[EXERCISE SET]
**A)** Answer these from the PV laboratory description:
(i) How large is the laboratory, and where is it located?
(ii) Up to how many busbars can the customised TT1800 stringer handle on standard silicon solar cells?
(iii) What is the highest operating temperature the laminator is rated for?
**B)** Reproduce the PV laboratory description from "This machine is" up to and including "can be processed.".

Located at CleanTech Park, this 300-m2 laboratory houses a fully equipped PV module pilot line for industry-scale PV module R&D and related services.
This advanced tool uses thermally induced mechanical stress to separate brittle semiconductor materials like silicon wafers. As opposed to conventional laser cutting, no bulging and no formation of particles occur, because the substrate is merely heated and not vaporised. The mechanical stability of TLS-processed solar cells is significantly greater than conventionally processed solar cells. The tool is used at SERIS for cutting full-size silicon solar cells in half, for example for making PV modules with shingled solar cells.
This machine is used for the automatic soldering of metal ribbons onto solar cells and interconnecting solar cells into strings. SERIS’ customised TT1800 stringer is capable of interconnecting standard silicon solar cells with up to 6 busbars as well as interdigitated-back-contact solar cells. Both full-size cells and half-cut cells can be processed.
Soldering station used for making spot repairs to solar cell strings or manual ribbon soldering.
This single-chamber semi-automatic laminator has a large lamination area of up to 2600 x 1500 mm. Using a membrane vacuum system to apply pressure, the tool is rated to handle up to 20 mm thick glass-glass modules with an operating temperature of up to 180°C.

[INFORMATION SHOWN]
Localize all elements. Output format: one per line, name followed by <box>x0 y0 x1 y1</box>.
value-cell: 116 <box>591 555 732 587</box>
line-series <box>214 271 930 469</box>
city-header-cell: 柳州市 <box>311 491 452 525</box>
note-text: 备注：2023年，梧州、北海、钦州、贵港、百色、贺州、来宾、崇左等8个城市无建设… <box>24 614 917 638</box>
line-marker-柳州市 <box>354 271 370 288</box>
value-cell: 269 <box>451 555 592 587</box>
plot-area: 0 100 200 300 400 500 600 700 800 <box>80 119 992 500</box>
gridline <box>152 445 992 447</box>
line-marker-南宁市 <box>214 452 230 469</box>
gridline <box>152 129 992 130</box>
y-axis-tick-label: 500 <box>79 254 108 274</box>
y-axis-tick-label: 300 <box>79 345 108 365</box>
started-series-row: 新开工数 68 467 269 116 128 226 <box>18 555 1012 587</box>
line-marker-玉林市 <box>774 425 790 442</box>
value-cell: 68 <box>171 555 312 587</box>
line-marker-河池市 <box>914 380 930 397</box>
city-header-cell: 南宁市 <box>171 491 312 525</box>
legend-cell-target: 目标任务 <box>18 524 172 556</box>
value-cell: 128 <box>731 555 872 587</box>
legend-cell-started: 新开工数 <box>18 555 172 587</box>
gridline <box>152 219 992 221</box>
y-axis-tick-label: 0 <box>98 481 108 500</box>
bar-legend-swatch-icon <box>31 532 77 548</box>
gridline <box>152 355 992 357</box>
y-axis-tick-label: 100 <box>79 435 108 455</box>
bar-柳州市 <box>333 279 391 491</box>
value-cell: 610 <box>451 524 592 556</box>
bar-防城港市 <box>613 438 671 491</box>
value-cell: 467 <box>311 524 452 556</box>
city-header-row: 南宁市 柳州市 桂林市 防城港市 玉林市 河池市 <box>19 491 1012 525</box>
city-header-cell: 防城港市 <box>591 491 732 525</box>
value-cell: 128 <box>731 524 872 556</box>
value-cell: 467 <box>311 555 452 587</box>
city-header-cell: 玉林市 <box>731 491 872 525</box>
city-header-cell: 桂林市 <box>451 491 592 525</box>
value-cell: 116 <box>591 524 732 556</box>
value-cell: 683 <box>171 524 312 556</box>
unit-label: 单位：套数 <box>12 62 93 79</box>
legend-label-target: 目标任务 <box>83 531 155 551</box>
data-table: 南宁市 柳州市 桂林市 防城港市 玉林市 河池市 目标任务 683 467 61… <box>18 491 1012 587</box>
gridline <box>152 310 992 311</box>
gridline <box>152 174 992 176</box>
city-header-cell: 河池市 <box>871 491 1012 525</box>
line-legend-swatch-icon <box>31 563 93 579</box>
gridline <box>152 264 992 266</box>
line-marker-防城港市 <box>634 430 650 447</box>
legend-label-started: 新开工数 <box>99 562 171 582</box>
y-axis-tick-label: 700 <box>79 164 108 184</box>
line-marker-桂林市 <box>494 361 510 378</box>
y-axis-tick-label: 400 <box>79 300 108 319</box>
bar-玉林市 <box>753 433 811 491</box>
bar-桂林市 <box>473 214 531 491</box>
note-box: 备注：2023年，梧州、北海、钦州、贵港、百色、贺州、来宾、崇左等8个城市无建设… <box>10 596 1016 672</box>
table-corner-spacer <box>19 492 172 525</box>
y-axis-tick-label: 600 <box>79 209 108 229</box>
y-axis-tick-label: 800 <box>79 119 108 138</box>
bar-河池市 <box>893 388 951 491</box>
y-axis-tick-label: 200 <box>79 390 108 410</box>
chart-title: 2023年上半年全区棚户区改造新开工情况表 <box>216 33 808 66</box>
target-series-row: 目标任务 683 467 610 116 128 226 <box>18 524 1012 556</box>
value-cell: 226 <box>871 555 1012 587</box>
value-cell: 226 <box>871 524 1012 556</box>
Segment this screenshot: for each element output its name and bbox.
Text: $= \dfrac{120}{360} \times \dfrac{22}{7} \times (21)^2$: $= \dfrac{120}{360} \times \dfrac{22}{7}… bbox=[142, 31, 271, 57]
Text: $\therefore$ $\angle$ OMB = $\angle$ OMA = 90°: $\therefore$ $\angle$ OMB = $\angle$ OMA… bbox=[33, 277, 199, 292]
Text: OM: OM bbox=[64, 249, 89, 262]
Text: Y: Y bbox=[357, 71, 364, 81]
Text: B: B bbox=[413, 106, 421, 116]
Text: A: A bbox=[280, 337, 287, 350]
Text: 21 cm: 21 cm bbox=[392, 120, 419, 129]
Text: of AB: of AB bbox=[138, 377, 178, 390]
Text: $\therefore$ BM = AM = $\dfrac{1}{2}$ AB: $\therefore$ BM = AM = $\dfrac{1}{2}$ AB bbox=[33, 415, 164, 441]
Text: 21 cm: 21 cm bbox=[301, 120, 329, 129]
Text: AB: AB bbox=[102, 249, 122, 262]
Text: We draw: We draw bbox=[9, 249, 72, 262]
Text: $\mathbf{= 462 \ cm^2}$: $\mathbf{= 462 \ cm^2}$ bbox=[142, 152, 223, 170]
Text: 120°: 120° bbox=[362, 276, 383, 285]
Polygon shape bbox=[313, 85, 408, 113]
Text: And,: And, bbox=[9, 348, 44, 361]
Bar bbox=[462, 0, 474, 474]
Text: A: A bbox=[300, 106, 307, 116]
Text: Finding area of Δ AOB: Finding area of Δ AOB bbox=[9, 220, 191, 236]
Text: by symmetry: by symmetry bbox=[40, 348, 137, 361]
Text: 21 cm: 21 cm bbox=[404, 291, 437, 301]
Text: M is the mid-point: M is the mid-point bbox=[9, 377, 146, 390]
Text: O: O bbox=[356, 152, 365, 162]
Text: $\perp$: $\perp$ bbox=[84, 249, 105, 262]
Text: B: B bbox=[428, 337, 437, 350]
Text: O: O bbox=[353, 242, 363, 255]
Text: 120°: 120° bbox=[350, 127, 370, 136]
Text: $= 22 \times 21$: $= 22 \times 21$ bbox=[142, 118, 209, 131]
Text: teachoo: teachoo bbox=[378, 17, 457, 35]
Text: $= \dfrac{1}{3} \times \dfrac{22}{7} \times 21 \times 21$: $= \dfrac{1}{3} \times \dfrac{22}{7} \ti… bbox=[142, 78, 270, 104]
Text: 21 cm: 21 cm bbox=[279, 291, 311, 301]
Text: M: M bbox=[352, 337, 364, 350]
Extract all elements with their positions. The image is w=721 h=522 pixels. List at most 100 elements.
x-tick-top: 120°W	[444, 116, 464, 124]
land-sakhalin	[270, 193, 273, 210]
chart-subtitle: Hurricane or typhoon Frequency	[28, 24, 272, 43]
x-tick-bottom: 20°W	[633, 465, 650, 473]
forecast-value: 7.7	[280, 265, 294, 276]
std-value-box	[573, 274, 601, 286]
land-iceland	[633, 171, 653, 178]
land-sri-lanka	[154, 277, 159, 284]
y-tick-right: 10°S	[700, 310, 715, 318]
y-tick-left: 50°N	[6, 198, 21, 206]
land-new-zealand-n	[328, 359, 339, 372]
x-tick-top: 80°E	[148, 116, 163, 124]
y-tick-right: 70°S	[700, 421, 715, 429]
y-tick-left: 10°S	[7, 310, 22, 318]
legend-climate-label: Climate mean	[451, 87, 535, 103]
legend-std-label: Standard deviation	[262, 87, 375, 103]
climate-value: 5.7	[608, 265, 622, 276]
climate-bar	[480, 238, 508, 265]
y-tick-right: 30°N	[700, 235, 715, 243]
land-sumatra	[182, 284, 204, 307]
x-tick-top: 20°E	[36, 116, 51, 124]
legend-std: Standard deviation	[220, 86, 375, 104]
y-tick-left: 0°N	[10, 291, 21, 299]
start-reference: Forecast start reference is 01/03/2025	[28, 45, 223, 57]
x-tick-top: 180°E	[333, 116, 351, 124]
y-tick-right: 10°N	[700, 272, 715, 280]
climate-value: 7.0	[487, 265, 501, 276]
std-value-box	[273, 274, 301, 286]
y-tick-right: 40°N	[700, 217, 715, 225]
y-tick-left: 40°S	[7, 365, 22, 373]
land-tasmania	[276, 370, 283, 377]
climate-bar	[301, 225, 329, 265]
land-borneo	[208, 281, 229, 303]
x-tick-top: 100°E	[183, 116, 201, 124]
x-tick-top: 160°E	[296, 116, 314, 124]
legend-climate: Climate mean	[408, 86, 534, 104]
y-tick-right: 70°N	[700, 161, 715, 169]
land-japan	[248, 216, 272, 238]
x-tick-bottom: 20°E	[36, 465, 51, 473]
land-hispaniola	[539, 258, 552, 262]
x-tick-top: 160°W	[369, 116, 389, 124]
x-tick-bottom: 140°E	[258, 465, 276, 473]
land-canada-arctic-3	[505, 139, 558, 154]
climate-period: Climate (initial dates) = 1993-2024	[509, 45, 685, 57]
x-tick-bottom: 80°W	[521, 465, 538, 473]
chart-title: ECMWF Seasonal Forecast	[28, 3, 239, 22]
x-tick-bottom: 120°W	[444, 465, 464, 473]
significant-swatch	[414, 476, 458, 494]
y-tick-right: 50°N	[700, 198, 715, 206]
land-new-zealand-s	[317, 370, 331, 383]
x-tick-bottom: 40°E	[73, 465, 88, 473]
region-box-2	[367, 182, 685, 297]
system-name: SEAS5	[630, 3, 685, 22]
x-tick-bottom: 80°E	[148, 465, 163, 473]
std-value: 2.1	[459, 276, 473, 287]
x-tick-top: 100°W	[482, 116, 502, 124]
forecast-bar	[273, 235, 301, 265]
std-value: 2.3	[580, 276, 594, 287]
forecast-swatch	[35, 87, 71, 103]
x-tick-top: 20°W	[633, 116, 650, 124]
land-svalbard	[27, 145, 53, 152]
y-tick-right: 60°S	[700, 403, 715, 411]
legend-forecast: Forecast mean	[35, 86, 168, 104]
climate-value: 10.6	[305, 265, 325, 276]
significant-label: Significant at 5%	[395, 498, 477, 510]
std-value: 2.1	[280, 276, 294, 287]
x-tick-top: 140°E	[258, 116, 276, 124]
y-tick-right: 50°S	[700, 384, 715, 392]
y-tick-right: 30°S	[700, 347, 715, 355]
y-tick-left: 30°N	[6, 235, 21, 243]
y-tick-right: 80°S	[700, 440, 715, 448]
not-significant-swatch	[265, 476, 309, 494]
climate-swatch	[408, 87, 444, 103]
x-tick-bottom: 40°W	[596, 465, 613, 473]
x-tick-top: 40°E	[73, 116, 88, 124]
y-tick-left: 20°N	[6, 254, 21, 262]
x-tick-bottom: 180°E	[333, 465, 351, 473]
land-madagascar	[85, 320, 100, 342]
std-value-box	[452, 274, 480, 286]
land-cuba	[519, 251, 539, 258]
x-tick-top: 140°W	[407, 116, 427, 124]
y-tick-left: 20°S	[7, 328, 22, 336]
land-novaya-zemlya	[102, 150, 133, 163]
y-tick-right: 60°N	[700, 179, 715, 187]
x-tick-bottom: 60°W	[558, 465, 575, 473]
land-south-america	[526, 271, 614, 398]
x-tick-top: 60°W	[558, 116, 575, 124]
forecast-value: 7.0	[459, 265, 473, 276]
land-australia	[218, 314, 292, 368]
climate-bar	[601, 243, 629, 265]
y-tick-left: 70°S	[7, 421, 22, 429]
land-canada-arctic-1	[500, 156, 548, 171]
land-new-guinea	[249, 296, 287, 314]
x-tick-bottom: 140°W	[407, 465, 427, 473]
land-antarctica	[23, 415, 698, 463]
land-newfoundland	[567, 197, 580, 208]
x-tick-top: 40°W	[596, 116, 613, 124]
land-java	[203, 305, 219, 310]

[SOLUTIONS TO THE TASKS]
**A)**
(i) The laboratory is 300 m2 and is located at CleanTech Park.
(ii) Up to 6 busbars.
(iii) Up to 180°C.

**B)**
This machine is used for the automatic soldering of metal ribbons onto solar cells and interconnecting solar cells into strings. SERIS’ customised TT1800 stringer is capable of interconnecting standard silicon solar cells with up to 6 busbars as well as interdigitated-back-contact solar cells. Both full-size cells and half-cut cells can be processed.